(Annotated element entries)

________________________

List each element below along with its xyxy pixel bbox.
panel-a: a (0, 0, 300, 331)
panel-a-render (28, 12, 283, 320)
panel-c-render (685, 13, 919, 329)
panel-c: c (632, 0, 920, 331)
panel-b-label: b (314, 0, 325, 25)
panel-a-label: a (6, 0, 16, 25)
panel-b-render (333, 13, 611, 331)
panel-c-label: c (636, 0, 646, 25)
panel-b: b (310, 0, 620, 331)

________________________

- SET PROBLEM
Reproduce the rows above line for line, with no changes.

- TASK SOLUTION
List each element below along with its xyxy pixel bbox.
panel-a: a (0, 0, 300, 331)
panel-a-render (28, 12, 283, 320)
panel-c-render (685, 13, 919, 329)
panel-c: c (632, 0, 920, 331)
panel-b-label: b (314, 0, 325, 25)
panel-a-label: a (6, 0, 16, 25)
panel-b-render (333, 13, 611, 331)
panel-c-label: c (636, 0, 646, 25)
panel-b: b (310, 0, 620, 331)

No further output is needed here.